--- BEGIN Supplied data ---

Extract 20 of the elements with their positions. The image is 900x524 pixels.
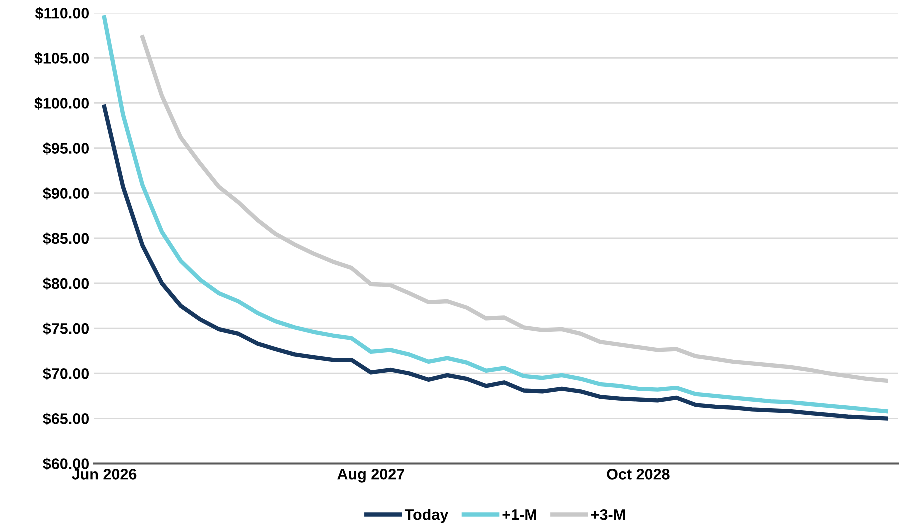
y-tick-label: $90.00 [43, 188, 90, 200]
y-tick-label: $65.00 [43, 412, 90, 426]
y-tick-label: $110.00 [35, 7, 90, 20]
line-series [140, 35, 888, 383]
x-tick-label: Aug 2027 [338, 468, 404, 483]
y-tick-label: $105.00 [34, 52, 90, 65]
line-series [102, 16, 888, 414]
legend-label: +1-M [502, 510, 536, 520]
y-tick-label: $100.00 [34, 97, 90, 110]
y-tick-label: $95.00 [43, 142, 90, 155]
x-tick-label: Oct 2028 [607, 469, 670, 480]
y-tick-label: $85.00 [43, 232, 90, 246]
y-tick-label: $60.00 [43, 458, 90, 470]
y-tick-label: $80.00 [43, 278, 90, 290]
line-series [102, 104, 888, 421]
x-tick-label: Jun 2026 [72, 469, 137, 480]
legend-label: Today [404, 509, 449, 524]
legend-label: +3-M [591, 509, 626, 520]
y-tick-label: $70.00 [43, 368, 90, 380]
y-tick-label: $75.00 [43, 322, 90, 336]
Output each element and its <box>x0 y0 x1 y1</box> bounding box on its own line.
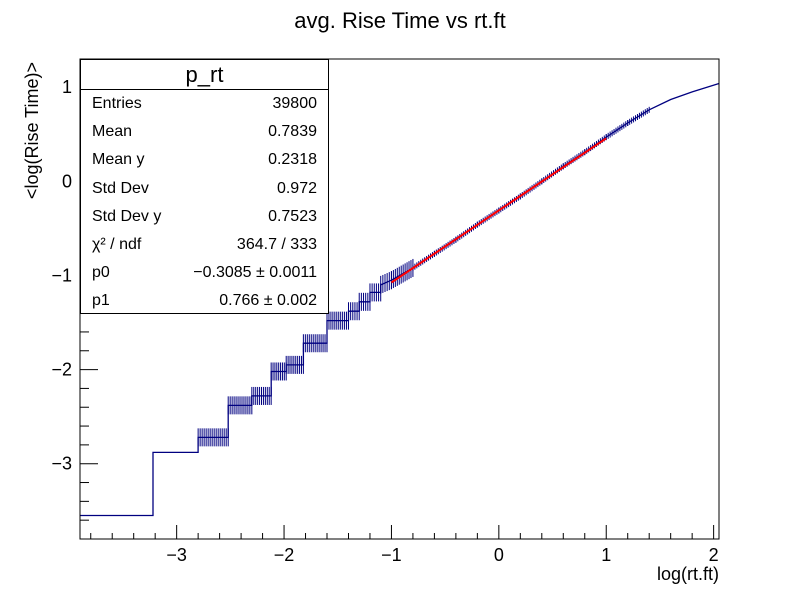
y-tick-label: −3 <box>51 454 72 474</box>
stats-row-value: 0.7839 <box>268 123 317 141</box>
stats-row-value: −0.3085 ± 0.0011 <box>193 264 317 282</box>
stats-row-label: Entries <box>92 95 142 112</box>
stats-row-label: Std Dev y <box>92 207 162 225</box>
x-tick-label: −2 <box>274 545 295 565</box>
stats-row: Std Dev y 0.7523 <box>81 203 328 231</box>
stats-box: p_rt Entries 39800 Mean 0.7839 Mean y 0.2318 S… <box>80 59 329 314</box>
x-tick-label: 1 <box>601 545 611 565</box>
stats-row: p1 0.766 ± 0.002 <box>81 287 328 315</box>
y-axis-label: <log(Rise Time)> <box>22 62 42 199</box>
stats-row: Entries 39800 <box>81 90 328 118</box>
chart-title: avg. Rise Time vs rt.ft <box>294 8 506 33</box>
x-tick-label: −1 <box>381 545 402 565</box>
stats-row: p0 −0.3085 ± 0.0011 <box>81 259 328 287</box>
stats-row-label: Mean <box>92 123 133 141</box>
y-tick-label: −1 <box>51 265 72 285</box>
stats-row-label: Mean y <box>92 151 145 169</box>
stats-row: Mean 0.7839 <box>81 118 328 146</box>
y-tick-label: −2 <box>51 360 72 380</box>
stats-row-label: χ² / ndf <box>92 235 142 253</box>
fit-line <box>390 137 607 284</box>
stats-rows: Entries 39800 Mean 0.7839 Mean y 0.2318 Std De… <box>81 90 328 316</box>
stats-row: Std Dev 0.972 <box>81 175 328 203</box>
stats-row: Mean y 0.2318 <box>81 146 328 174</box>
stats-title: p_rt <box>81 60 328 90</box>
stats-row-value: 364.7 / 333 <box>236 235 317 253</box>
stats-row: χ² / ndf 364.7 / 333 <box>81 231 328 259</box>
stats-row-value: 0.7523 <box>268 207 317 225</box>
y-tick-label: 1 <box>62 77 72 97</box>
stats-row-label: Std Dev <box>92 179 149 197</box>
x-tick-label: 0 <box>494 545 504 565</box>
y-tick-label: 0 <box>62 171 72 191</box>
x-axis-label: log(rt.ft) <box>657 564 719 584</box>
x-tick-label: 2 <box>709 545 719 565</box>
stats-row-value: 0.2318 <box>268 151 317 169</box>
stats-row-label: p0 <box>92 264 110 282</box>
stats-row-value: 39800 <box>272 95 318 112</box>
stats-row-value: 0.972 <box>276 179 317 197</box>
stats-row-value: 0.766 ± 0.002 <box>219 292 317 310</box>
stats-row-label: p1 <box>92 292 110 310</box>
x-tick-label: −3 <box>166 545 187 565</box>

--- END Supplied data ---

### Set problem
Substitute "y-axis-tick" for every occurrence of "y-tick-label" in all of the data above. Reproduce everything else unchanged, but omit the pictures.

### Response to this exercise
Extract 20 of the elements with their positions. The image is 900x524 pixels.
y-axis-tick: $90.00 [43, 188, 90, 200]
y-axis-tick: $65.00 [43, 412, 90, 426]
y-axis-tick: $110.00 [35, 7, 90, 20]
line-series [140, 35, 888, 383]
x-tick-label: Aug 2027 [338, 468, 404, 483]
y-axis-tick: $105.00 [34, 52, 90, 65]
line-series [102, 16, 888, 414]
legend-label: +1-M [502, 510, 536, 520]
y-axis-tick: $100.00 [34, 97, 90, 110]
y-axis-tick: $95.00 [43, 142, 90, 155]
x-tick-label: Oct 2028 [607, 469, 670, 480]
y-axis-tick: $85.00 [43, 232, 90, 246]
y-axis-tick: $60.00 [43, 458, 90, 470]
y-axis-tick: $80.00 [43, 278, 90, 290]
line-series [102, 104, 888, 421]
x-tick-label: Jun 2026 [72, 469, 137, 480]
legend-label: Today [404, 509, 449, 524]
legend-label: +3-M [591, 509, 626, 520]
y-axis-tick: $70.00 [43, 368, 90, 380]
y-axis-tick: $75.00 [43, 322, 90, 336]
Output each element and its <box>x0 y0 x1 y1</box> bounding box on its own line.
y-axis-tick: −3 <box>51 454 72 474</box>
stats-row-value: 0.7839 <box>268 123 317 141</box>
stats-row-value: −0.3085 ± 0.0011 <box>193 264 317 282</box>
stats-row-label: Entries <box>92 95 142 112</box>
stats-row-label: Std Dev y <box>92 207 162 225</box>
x-tick-label: −2 <box>274 545 295 565</box>
stats-row: Std Dev y 0.7523 <box>81 203 328 231</box>
stats-box: p_rt Entries 39800 Mean 0.7839 Mean y 0.2318 S… <box>80 59 329 314</box>
x-tick-label: 1 <box>601 545 611 565</box>
stats-row: p1 0.766 ± 0.002 <box>81 287 328 315</box>
y-axis-label: <log(Rise Time)> <box>22 62 42 199</box>
stats-row: Entries 39800 <box>81 90 328 118</box>
chart-title: avg. Rise Time vs rt.ft <box>294 8 506 33</box>
x-tick-label: −1 <box>381 545 402 565</box>
stats-row: p0 −0.3085 ± 0.0011 <box>81 259 328 287</box>
stats-row-label: Mean <box>92 123 133 141</box>
y-axis-tick: −1 <box>51 265 72 285</box>
stats-row-label: Mean y <box>92 151 145 169</box>
stats-row: Mean 0.7839 <box>81 118 328 146</box>
y-axis-tick: −2 <box>51 360 72 380</box>
stats-row-label: χ² / ndf <box>92 235 142 253</box>
fit-line <box>390 137 607 284</box>
stats-rows: Entries 39800 Mean 0.7839 Mean y 0.2318 Std De… <box>81 90 328 316</box>
stats-row: Std Dev 0.972 <box>81 175 328 203</box>
stats-row: Mean y 0.2318 <box>81 146 328 174</box>
stats-title: p_rt <box>81 60 328 90</box>
stats-row-value: 364.7 / 333 <box>236 235 317 253</box>
stats-row: χ² / ndf 364.7 / 333 <box>81 231 328 259</box>
stats-row-value: 0.7523 <box>268 207 317 225</box>
y-axis-tick: 1 <box>62 77 72 97</box>
stats-row-label: Std Dev <box>92 179 149 197</box>
x-tick-label: 0 <box>494 545 504 565</box>
y-axis-tick: 0 <box>62 171 72 191</box>
x-axis-label: log(rt.ft) <box>657 564 719 584</box>
x-tick-label: 2 <box>709 545 719 565</box>
stats-row-value: 0.2318 <box>268 151 317 169</box>
stats-row-label: p0 <box>92 264 110 282</box>
stats-row-value: 39800 <box>272 95 318 112</box>
stats-row-value: 0.972 <box>276 179 317 197</box>
stats-row-value: 0.766 ± 0.002 <box>219 292 317 310</box>
stats-row-label: p1 <box>92 292 110 310</box>
x-tick-label: −3 <box>166 545 187 565</box>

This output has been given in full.